Records excerpted from a collection:
**********

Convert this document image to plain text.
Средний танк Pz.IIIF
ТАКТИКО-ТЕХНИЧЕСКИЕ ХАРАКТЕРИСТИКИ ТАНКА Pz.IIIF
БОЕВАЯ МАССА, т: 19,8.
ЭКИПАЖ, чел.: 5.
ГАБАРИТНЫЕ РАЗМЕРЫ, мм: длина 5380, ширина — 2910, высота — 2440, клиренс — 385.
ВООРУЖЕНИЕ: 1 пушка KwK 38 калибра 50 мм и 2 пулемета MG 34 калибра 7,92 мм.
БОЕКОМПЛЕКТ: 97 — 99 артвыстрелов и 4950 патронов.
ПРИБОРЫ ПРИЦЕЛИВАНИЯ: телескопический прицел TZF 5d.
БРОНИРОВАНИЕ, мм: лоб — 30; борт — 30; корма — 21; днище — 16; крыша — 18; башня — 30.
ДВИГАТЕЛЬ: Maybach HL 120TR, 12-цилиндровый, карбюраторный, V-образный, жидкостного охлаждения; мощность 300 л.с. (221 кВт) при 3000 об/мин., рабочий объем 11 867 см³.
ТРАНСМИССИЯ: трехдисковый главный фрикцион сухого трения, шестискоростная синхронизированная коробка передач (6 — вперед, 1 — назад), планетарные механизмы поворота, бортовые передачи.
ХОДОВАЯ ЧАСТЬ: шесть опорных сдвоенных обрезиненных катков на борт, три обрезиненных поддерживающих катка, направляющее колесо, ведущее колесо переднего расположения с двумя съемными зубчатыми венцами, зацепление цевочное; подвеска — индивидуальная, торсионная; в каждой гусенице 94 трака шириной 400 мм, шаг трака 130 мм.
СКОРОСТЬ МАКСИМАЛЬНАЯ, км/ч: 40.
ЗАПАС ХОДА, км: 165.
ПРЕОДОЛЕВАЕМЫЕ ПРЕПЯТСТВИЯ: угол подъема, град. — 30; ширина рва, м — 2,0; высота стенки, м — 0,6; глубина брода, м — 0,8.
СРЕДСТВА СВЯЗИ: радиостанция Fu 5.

**********

Write the entries again, exactly as they stand.

Convert this document image to plain text.
Средний танк Pz.IIIF
ТАКТИКО-ТЕХНИЧЕСКИЕ ХАРАКТЕРИСТИКИ ТАНКА Pz.IIIF
БОЕВАЯ МАССА, т: 19,8.
ЭКИПАЖ, чел.: 5.
ГАБАРИТНЫЕ РАЗМЕРЫ, мм: длина 5380, ширина — 2910, высота — 2440, клиренс — 385.
ВООРУЖЕНИЕ: 1 пушка KwK 38 калибра 50 мм и 2 пулемета MG 34 калибра 7,92 мм.
БОЕКОМПЛЕКТ: 97 — 99 артвыстрелов и 4950 патронов.
ПРИБОРЫ ПРИЦЕЛИВАНИЯ: телескопический прицел TZF 5d.
БРОНИРОВАНИЕ, мм: лоб — 30; борт — 30; корма — 21; днище — 16; крыша — 18; башня — 30.
ДВИГАТЕЛЬ: Maybach HL 120TR, 12-цилиндровый, карбюраторный, V-образный, жидкостного охлаждения; мощность 300 л.с. (221 кВт) при 3000 об/мин., рабочий объем 11 867 см³.
ТРАНСМИССИЯ: трехдисковый главный фрикцион сухого трения, шестискоростная синхронизированная коробка передач (6 — вперед, 1 — назад), планетарные механизмы поворота, бортовые передачи.
ХОДОВАЯ ЧАСТЬ: шесть опорных сдвоенных обрезиненных катков на борт, три обрезиненных поддерживающих катка, направляющее колесо, ведущее колесо переднего расположения с двумя съемными зубчатыми венцами, зацепление цевочное; подвеска — индивидуальная, торсионная; в каждой гусенице 94 трака шириной 400 мм, шаг трака 130 мм.
СКОРОСТЬ МАКСИМАЛЬНАЯ, км/ч: 40.
ЗАПАС ХОДА, км: 165.
ПРЕОДОЛЕВАЕМЫЕ ПРЕПЯТСТВИЯ: угол подъема, град. — 30; ширина рва, м — 2,0; высота стенки, м — 0,6; глубина брода, м — 0,8.
СРЕДСТВА СВЯЗИ: радиостанция Fu 5.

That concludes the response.